- [EXERCISE DESCRIPTION]: Restate the listing below word for word, omitting any images.

--- START OF INFORMATION SUPPLIED ---

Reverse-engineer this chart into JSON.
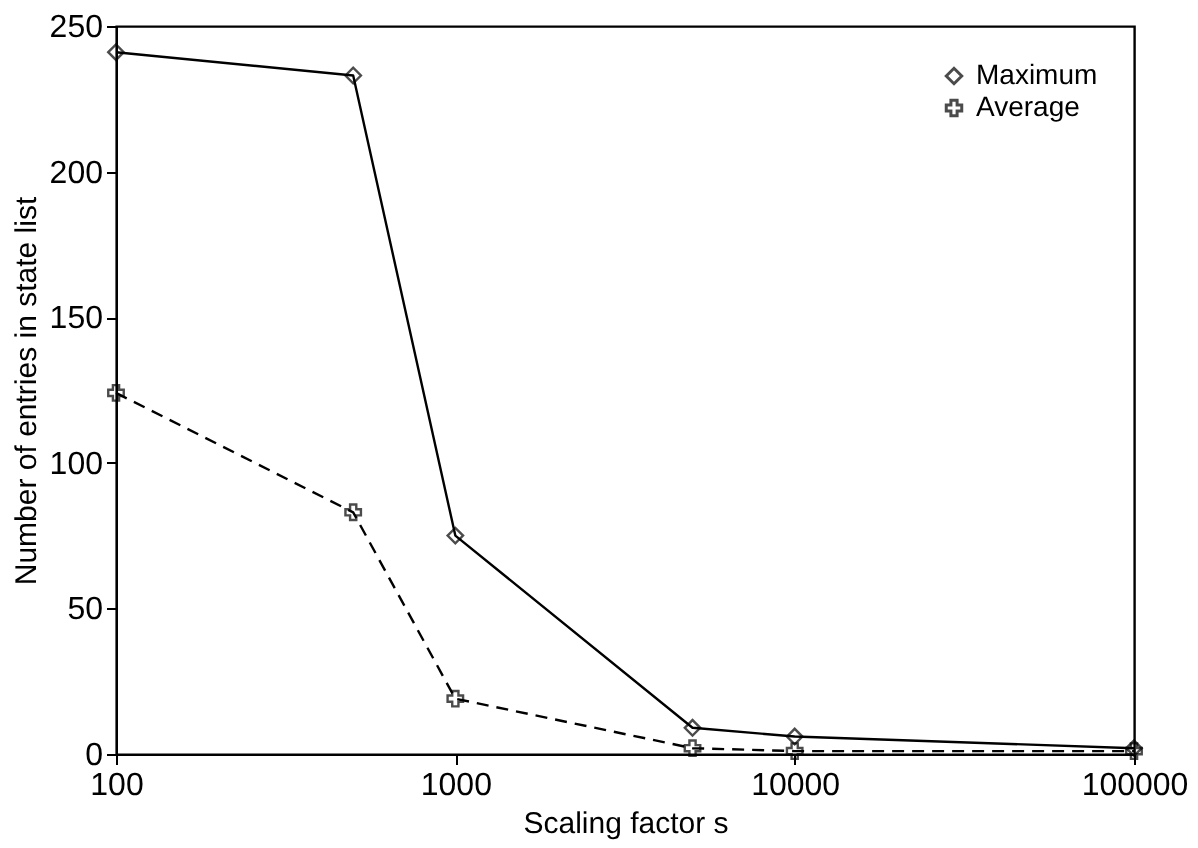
{
  "chart_data": {
    "type": "line",
    "xlabel": "Scaling factor s",
    "ylabel": "Number of entries in state list",
    "log": "x",
    "xlim": [
      100,
      100000
    ],
    "xticks": [
      100,
      1000,
      10000,
      100000
    ],
    "ylim": [
      0,
      250
    ],
    "yticks": [
      0,
      50,
      100,
      150,
      200,
      250
    ],
    "grid": false,
    "legend": "top right",
    "series": [
      {
        "name": "Maximum",
        "color": "#000000",
        "marker": "diamond",
        "line_style": "solid",
        "x": [
          100,
          500,
          1000,
          5000,
          10000,
          100000
        ],
        "values": [
          241,
          233,
          75,
          9,
          6,
          2
        ]
      },
      {
        "name": "Average",
        "color": "#000000",
        "marker": "cross",
        "line_style": "dashed",
        "x": [
          100,
          500,
          1000,
          5000,
          10000,
          100000
        ],
        "values": [
          124,
          83,
          19,
          2,
          1,
          1
        ]
      }
    ]
  }
}
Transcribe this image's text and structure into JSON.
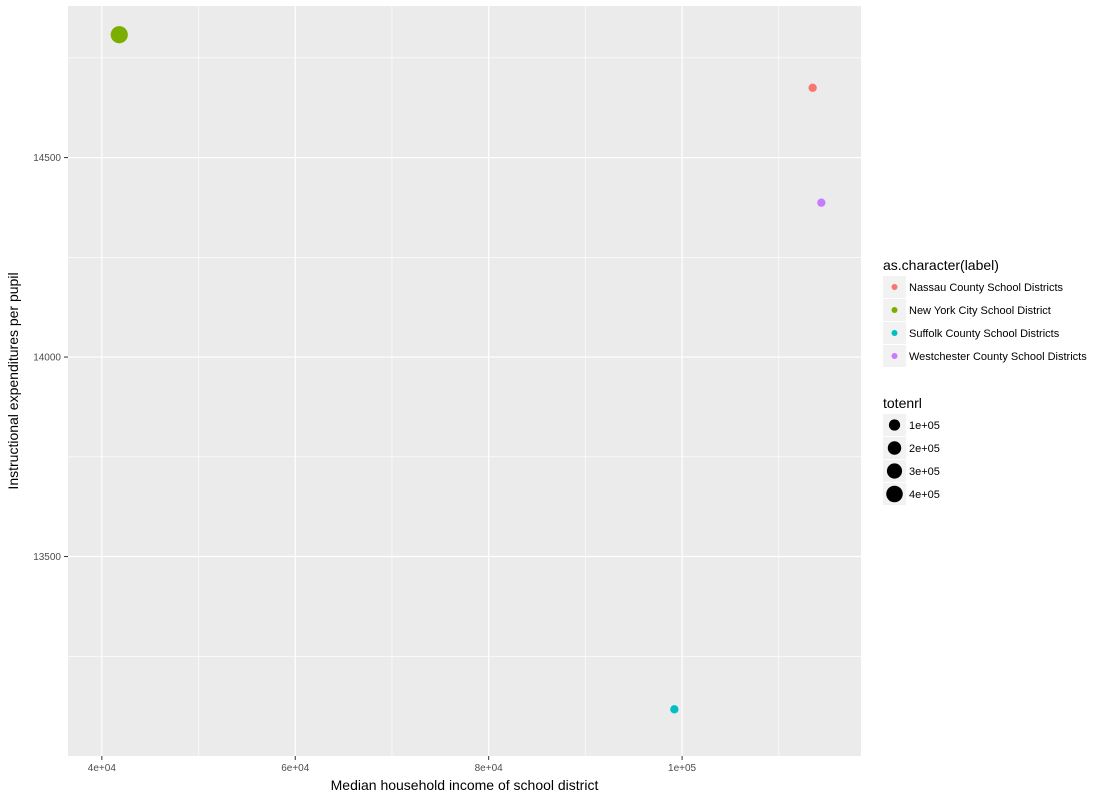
{
  "chart_data": {
    "type": "scatter",
    "title": "",
    "xlabel": "Median household income of school district",
    "ylabel": "Instructional expenditures per pupil",
    "xlim": [
      36500,
      118500
    ],
    "ylim": [
      13000,
      14880
    ],
    "x_ticks": [
      40000,
      60000,
      80000,
      100000
    ],
    "x_tick_labels": [
      "4e+04",
      "6e+04",
      "8e+04",
      "1e+05"
    ],
    "x_minor_ticks": [
      50000,
      70000,
      90000,
      110000
    ],
    "y_ticks": [
      13500,
      14000,
      14500
    ],
    "y_tick_labels": [
      "13500",
      "14000",
      "14500"
    ],
    "y_minor_ticks": [
      13250,
      13750,
      14250,
      14750
    ],
    "grid": true,
    "points": [
      {
        "label": "Nassau County School Districts",
        "x": 113500,
        "y": 14675,
        "totenrl": 20000,
        "color": "#F8766D"
      },
      {
        "label": "New York City School District",
        "x": 41800,
        "y": 14808,
        "totenrl": 450000,
        "color": "#7CAE00"
      },
      {
        "label": "Suffolk County School Districts",
        "x": 99200,
        "y": 13117,
        "totenrl": 20000,
        "color": "#00BFC4"
      },
      {
        "label": "Westchester County School Districts",
        "x": 114400,
        "y": 14387,
        "totenrl": 20000,
        "color": "#C77CFF"
      }
    ],
    "legend_color": {
      "title": "as.character(label)",
      "position": "right",
      "entries": [
        {
          "label": "Nassau County School Districts",
          "color": "#F8766D"
        },
        {
          "label": "New York City School District",
          "color": "#7CAE00"
        },
        {
          "label": "Suffolk County School Districts",
          "color": "#00BFC4"
        },
        {
          "label": "Westchester County School Districts",
          "color": "#C77CFF"
        }
      ]
    },
    "legend_size": {
      "title": "totenrl",
      "position": "right",
      "entries": [
        {
          "label": "1e+05",
          "value": 100000
        },
        {
          "label": "2e+05",
          "value": 200000
        },
        {
          "label": "3e+05",
          "value": 300000
        },
        {
          "label": "4e+05",
          "value": 400000
        }
      ]
    }
  }
}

--- END OF INFORMATION SUPPLIED ---

- [THE OUTPUT]:
Reverse-engineer this chart into JSON.
{
  "chart_data": {
    "type": "line",
    "xlabel": "Scaling factor s",
    "ylabel": "Number of entries in state list",
    "log": "x",
    "xlim": [
      100,
      100000
    ],
    "xticks": [
      100,
      1000,
      10000,
      100000
    ],
    "ylim": [
      0,
      250
    ],
    "yticks": [
      0,
      50,
      100,
      150,
      200,
      250
    ],
    "grid": false,
    "legend": "top right",
    "series": [
      {
        "name": "Maximum",
        "color": "#000000",
        "marker": "diamond",
        "line_style": "solid",
        "x": [
          100,
          500,
          1000,
          5000,
          10000,
          100000
        ],
        "values": [
          241,
          233,
          75,
          9,
          6,
          2
        ]
      },
      {
        "name": "Average",
        "color": "#000000",
        "marker": "cross",
        "line_style": "dashed",
        "x": [
          100,
          500,
          1000,
          5000,
          10000,
          100000
        ],
        "values": [
          124,
          83,
          19,
          2,
          1,
          1
        ]
      }
    ]
  }
}
Transcribe this image's text and structure into JSON.
{
  "chart_data": {
    "type": "scatter",
    "title": "",
    "xlabel": "Median household income of school district",
    "ylabel": "Instructional expenditures per pupil",
    "xlim": [
      36500,
      118500
    ],
    "ylim": [
      13000,
      14880
    ],
    "x_ticks": [
      40000,
      60000,
      80000,
      100000
    ],
    "x_tick_labels": [
      "4e+04",
      "6e+04",
      "8e+04",
      "1e+05"
    ],
    "x_minor_ticks": [
      50000,
      70000,
      90000,
      110000
    ],
    "y_ticks": [
      13500,
      14000,
      14500
    ],
    "y_tick_labels": [
      "13500",
      "14000",
      "14500"
    ],
    "y_minor_ticks": [
      13250,
      13750,
      14250,
      14750
    ],
    "grid": true,
    "points": [
      {
        "label": "Nassau County School Districts",
        "x": 113500,
        "y": 14675,
        "totenrl": 20000,
        "color": "#F8766D"
      },
      {
        "label": "New York City School District",
        "x": 41800,
        "y": 14808,
        "totenrl": 450000,
        "color": "#7CAE00"
      },
      {
        "label": "Suffolk County School Districts",
        "x": 99200,
        "y": 13117,
        "totenrl": 20000,
        "color": "#00BFC4"
      },
      {
        "label": "Westchester County School Districts",
        "x": 114400,
        "y": 14387,
        "totenrl": 20000,
        "color": "#C77CFF"
      }
    ],
    "legend_color": {
      "title": "as.character(label)",
      "position": "right",
      "entries": [
        {
          "label": "Nassau County School Districts",
          "color": "#F8766D"
        },
        {
          "label": "New York City School District",
          "color": "#7CAE00"
        },
        {
          "label": "Suffolk County School Districts",
          "color": "#00BFC4"
        },
        {
          "label": "Westchester County School Districts",
          "color": "#C77CFF"
        }
      ]
    },
    "legend_size": {
      "title": "totenrl",
      "position": "right",
      "entries": [
        {
          "label": "1e+05",
          "value": 100000
        },
        {
          "label": "2e+05",
          "value": 200000
        },
        {
          "label": "3e+05",
          "value": 300000
        },
        {
          "label": "4e+05",
          "value": 400000
        }
      ]
    }
  }
}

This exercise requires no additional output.